Render the following material again verbatim, leaving nothing out.
━━━━━ DATASET EXCERPTS
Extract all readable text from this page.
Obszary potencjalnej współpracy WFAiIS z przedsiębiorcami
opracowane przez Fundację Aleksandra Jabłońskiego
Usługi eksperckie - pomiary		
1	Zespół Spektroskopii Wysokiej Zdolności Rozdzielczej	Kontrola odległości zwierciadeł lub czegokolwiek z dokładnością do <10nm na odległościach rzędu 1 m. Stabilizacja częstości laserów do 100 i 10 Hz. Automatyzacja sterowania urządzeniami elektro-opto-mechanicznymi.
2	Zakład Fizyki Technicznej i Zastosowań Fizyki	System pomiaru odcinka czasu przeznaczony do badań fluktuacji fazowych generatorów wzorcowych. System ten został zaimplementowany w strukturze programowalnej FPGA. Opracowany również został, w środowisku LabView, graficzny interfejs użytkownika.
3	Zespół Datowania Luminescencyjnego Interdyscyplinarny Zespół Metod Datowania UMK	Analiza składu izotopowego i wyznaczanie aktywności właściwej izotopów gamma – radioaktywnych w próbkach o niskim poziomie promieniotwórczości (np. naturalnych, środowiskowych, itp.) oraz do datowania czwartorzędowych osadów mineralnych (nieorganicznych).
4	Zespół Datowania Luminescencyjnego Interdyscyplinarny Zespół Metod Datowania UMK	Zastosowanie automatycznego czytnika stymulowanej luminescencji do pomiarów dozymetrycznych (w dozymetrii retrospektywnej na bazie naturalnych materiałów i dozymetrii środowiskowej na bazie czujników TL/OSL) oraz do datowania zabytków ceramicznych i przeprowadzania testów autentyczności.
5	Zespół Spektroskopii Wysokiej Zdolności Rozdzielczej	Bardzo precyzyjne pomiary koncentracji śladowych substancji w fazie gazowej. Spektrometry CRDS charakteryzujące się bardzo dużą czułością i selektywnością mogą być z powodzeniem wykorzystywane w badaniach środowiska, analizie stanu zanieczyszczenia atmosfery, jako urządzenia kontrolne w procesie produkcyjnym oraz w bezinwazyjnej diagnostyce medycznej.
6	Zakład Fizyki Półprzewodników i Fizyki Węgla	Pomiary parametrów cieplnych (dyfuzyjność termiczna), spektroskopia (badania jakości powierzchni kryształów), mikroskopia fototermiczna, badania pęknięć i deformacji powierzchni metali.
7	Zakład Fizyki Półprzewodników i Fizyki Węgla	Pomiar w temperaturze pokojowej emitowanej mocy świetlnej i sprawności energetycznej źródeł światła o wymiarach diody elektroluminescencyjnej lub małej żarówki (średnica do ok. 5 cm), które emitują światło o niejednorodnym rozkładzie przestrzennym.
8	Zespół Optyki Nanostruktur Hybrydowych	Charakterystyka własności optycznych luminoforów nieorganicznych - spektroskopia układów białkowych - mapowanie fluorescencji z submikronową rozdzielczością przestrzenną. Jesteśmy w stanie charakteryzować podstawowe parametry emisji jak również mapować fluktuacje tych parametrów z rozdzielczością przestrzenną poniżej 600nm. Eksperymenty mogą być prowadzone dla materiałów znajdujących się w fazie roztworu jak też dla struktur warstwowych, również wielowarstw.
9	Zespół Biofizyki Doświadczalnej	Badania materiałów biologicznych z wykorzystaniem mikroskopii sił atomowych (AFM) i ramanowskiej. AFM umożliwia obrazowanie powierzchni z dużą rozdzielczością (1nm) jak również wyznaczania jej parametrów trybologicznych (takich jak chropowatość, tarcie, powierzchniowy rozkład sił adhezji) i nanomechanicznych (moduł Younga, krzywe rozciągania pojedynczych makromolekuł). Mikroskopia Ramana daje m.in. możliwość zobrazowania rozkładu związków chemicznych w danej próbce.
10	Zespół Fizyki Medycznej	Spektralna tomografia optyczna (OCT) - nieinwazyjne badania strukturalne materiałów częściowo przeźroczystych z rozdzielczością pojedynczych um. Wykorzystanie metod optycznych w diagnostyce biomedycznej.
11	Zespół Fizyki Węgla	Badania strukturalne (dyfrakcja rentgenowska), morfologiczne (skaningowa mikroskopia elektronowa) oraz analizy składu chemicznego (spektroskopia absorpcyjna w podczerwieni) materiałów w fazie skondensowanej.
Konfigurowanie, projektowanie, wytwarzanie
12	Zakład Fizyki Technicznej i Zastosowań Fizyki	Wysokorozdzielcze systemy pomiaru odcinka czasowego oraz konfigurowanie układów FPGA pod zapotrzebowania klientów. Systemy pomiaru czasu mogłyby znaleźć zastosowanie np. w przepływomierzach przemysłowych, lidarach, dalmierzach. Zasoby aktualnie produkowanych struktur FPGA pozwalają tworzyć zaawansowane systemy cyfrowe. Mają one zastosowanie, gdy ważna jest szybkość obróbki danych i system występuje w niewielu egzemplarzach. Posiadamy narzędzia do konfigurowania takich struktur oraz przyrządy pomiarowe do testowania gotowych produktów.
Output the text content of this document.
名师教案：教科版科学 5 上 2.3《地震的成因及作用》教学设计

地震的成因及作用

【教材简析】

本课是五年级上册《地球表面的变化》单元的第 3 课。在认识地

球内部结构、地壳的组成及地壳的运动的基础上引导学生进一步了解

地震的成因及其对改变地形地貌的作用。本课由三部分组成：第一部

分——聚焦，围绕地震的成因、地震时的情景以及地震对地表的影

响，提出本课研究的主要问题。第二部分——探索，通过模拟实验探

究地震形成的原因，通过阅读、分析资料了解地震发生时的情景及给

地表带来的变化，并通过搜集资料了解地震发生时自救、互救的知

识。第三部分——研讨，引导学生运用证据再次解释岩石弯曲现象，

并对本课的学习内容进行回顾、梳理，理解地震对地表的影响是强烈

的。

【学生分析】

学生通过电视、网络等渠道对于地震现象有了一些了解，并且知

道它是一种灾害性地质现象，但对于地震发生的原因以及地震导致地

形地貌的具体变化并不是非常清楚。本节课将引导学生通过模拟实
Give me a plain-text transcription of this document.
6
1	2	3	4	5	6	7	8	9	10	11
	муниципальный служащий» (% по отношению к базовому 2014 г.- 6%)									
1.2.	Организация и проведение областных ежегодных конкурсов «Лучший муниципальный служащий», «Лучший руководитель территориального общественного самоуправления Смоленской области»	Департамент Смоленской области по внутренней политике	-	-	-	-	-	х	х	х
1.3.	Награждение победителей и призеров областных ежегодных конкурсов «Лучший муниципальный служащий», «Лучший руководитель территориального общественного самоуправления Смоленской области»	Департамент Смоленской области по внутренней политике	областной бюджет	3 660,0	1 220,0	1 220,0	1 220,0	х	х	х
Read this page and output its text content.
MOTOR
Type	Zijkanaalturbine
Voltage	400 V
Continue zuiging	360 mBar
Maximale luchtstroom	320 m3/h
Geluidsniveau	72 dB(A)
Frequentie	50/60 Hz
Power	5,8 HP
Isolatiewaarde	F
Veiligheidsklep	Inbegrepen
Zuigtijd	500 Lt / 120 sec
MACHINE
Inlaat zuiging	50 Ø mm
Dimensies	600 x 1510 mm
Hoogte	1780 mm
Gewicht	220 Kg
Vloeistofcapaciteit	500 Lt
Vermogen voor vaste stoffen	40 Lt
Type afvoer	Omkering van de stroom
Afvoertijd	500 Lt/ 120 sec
━━━━━━━━━━
> [RESULT BELOW]:
Extract all readable text from this page.
Obszary potencjalnej współpracy WFAiIS z przedsiębiorcami
opracowane przez Fundację Aleksandra Jabłońskiego
Usługi eksperckie - pomiary		
1	Zespół Spektroskopii Wysokiej Zdolności Rozdzielczej	Kontrola odległości zwierciadeł lub czegokolwiek z dokładnością do <10nm na odległościach rzędu 1 m. Stabilizacja częstości laserów do 100 i 10 Hz. Automatyzacja sterowania urządzeniami elektro-opto-mechanicznymi.
2	Zakład Fizyki Technicznej i Zastosowań Fizyki	System pomiaru odcinka czasu przeznaczony do badań fluktuacji fazowych generatorów wzorcowych. System ten został zaimplementowany w strukturze programowalnej FPGA. Opracowany również został, w środowisku LabView, graficzny interfejs użytkownika.
3	Zespół Datowania Luminescencyjnego Interdyscyplinarny Zespół Metod Datowania UMK	Analiza składu izotopowego i wyznaczanie aktywności właściwej izotopów gamma – radioaktywnych w próbkach o niskim poziomie promieniotwórczości (np. naturalnych, środowiskowych, itp.) oraz do datowania czwartorzędowych osadów mineralnych (nieorganicznych).
4	Zespół Datowania Luminescencyjnego Interdyscyplinarny Zespół Metod Datowania UMK	Zastosowanie automatycznego czytnika stymulowanej luminescencji do pomiarów dozymetrycznych (w dozymetrii retrospektywnej na bazie naturalnych materiałów i dozymetrii środowiskowej na bazie czujników TL/OSL) oraz do datowania zabytków ceramicznych i przeprowadzania testów autentyczności.
5	Zespół Spektroskopii Wysokiej Zdolności Rozdzielczej	Bardzo precyzyjne pomiary koncentracji śladowych substancji w fazie gazowej. Spektrometry CRDS charakteryzujące się bardzo dużą czułością i selektywnością mogą być z powodzeniem wykorzystywane w badaniach środowiska, analizie stanu zanieczyszczenia atmosfery, jako urządzenia kontrolne w procesie produkcyjnym oraz w bezinwazyjnej diagnostyce medycznej.
6	Zakład Fizyki Półprzewodników i Fizyki Węgla	Pomiary parametrów cieplnych (dyfuzyjność termiczna), spektroskopia (badania jakości powierzchni kryształów), mikroskopia fototermiczna, badania pęknięć i deformacji powierzchni metali.
7	Zakład Fizyki Półprzewodników i Fizyki Węgla	Pomiar w temperaturze pokojowej emitowanej mocy świetlnej i sprawności energetycznej źródeł światła o wymiarach diody elektroluminescencyjnej lub małej żarówki (średnica do ok. 5 cm), które emitują światło o niejednorodnym rozkładzie przestrzennym.
8	Zespół Optyki Nanostruktur Hybrydowych	Charakterystyka własności optycznych luminoforów nieorganicznych - spektroskopia układów białkowych - mapowanie fluorescencji z submikronową rozdzielczością przestrzenną. Jesteśmy w stanie charakteryzować podstawowe parametry emisji jak również mapować fluktuacje tych parametrów z rozdzielczością przestrzenną poniżej 600nm. Eksperymenty mogą być prowadzone dla materiałów znajdujących się w fazie roztworu jak też dla struktur warstwowych, również wielowarstw.
9	Zespół Biofizyki Doświadczalnej	Badania materiałów biologicznych z wykorzystaniem mikroskopii sił atomowych (AFM) i ramanowskiej. AFM umożliwia obrazowanie powierzchni z dużą rozdzielczością (1nm) jak również wyznaczania jej parametrów trybologicznych (takich jak chropowatość, tarcie, powierzchniowy rozkład sił adhezji) i nanomechanicznych (moduł Younga, krzywe rozciągania pojedynczych makromolekuł). Mikroskopia Ramana daje m.in. możliwość zobrazowania rozkładu związków chemicznych w danej próbce.
10	Zespół Fizyki Medycznej	Spektralna tomografia optyczna (OCT) - nieinwazyjne badania strukturalne materiałów częściowo przeźroczystych z rozdzielczością pojedynczych um. Wykorzystanie metod optycznych w diagnostyce biomedycznej.
11	Zespół Fizyki Węgla	Badania strukturalne (dyfrakcja rentgenowska), morfologiczne (skaningowa mikroskopia elektronowa) oraz analizy składu chemicznego (spektroskopia absorpcyjna w podczerwieni) materiałów w fazie skondensowanej.
Konfigurowanie, projektowanie, wytwarzanie
12	Zakład Fizyki Technicznej i Zastosowań Fizyki	Wysokorozdzielcze systemy pomiaru odcinka czasowego oraz konfigurowanie układów FPGA pod zapotrzebowania klientów. Systemy pomiaru czasu mogłyby znaleźć zastosowanie np. w przepływomierzach przemysłowych, lidarach, dalmierzach. Zasoby aktualnie produkowanych struktur FPGA pozwalają tworzyć zaawansowane systemy cyfrowe. Mają one zastosowanie, gdy ważna jest szybkość obróbki danych i system występuje w niewielu egzemplarzach. Posiadamy narzędzia do konfigurowania takich struktur oraz przyrządy pomiarowe do testowania gotowych produktów.
Output the text content of this document.
名师教案：教科版科学 5 上 2.3《地震的成因及作用》教学设计

地震的成因及作用

【教材简析】

本课是五年级上册《地球表面的变化》单元的第 3 课。在认识地

球内部结构、地壳的组成及地壳的运动的基础上引导学生进一步了解

地震的成因及其对改变地形地貌的作用。本课由三部分组成：第一部

分——聚焦，围绕地震的成因、地震时的情景以及地震对地表的影

响，提出本课研究的主要问题。第二部分——探索，通过模拟实验探

究地震形成的原因，通过阅读、分析资料了解地震发生时的情景及给

地表带来的变化，并通过搜集资料了解地震发生时自救、互救的知

识。第三部分——研讨，引导学生运用证据再次解释岩石弯曲现象，

并对本课的学习内容进行回顾、梳理，理解地震对地表的影响是强烈

的。

【学生分析】

学生通过电视、网络等渠道对于地震现象有了一些了解，并且知

道它是一种灾害性地质现象，但对于地震发生的原因以及地震导致地

形地貌的具体变化并不是非常清楚。本节课将引导学生通过模拟实
Give me a plain-text transcription of this document.
6
1	2	3	4	5	6	7	8	9	10	11
	муниципальный служащий» (% по отношению к базовому 2014 г.- 6%)									
1.2.	Организация и проведение областных ежегодных конкурсов «Лучший муниципальный служащий», «Лучший руководитель территориального общественного самоуправления Смоленской области»	Департамент Смоленской области по внутренней политике	-	-	-	-	-	х	х	х
1.3.	Награждение победителей и призеров областных ежегодных конкурсов «Лучший муниципальный служащий», «Лучший руководитель территориального общественного самоуправления Смоленской области»	Департамент Смоленской области по внутренней политике	областной бюджет	3 660,0	1 220,0	1 220,0	1 220,0	х	х	х
Read this page and output its text content.
MOTOR
Type	Zijkanaalturbine
Voltage	400 V
Continue zuiging	360 mBar
Maximale luchtstroom	320 m3/h
Geluidsniveau	72 dB(A)
Frequentie	50/60 Hz
Power	5,8 HP
Isolatiewaarde	F
Veiligheidsklep	Inbegrepen
Zuigtijd	500 Lt / 120 sec
MACHINE
Inlaat zuiging	50 Ø mm
Dimensies	600 x 1510 mm
Hoogte	1780 mm
Gewicht	220 Kg
Vloeistofcapaciteit	500 Lt
Vermogen voor vaste stoffen	40 Lt
Type afvoer	Omkering van de stroom
Afvoertijd	500 Lt/ 120 sec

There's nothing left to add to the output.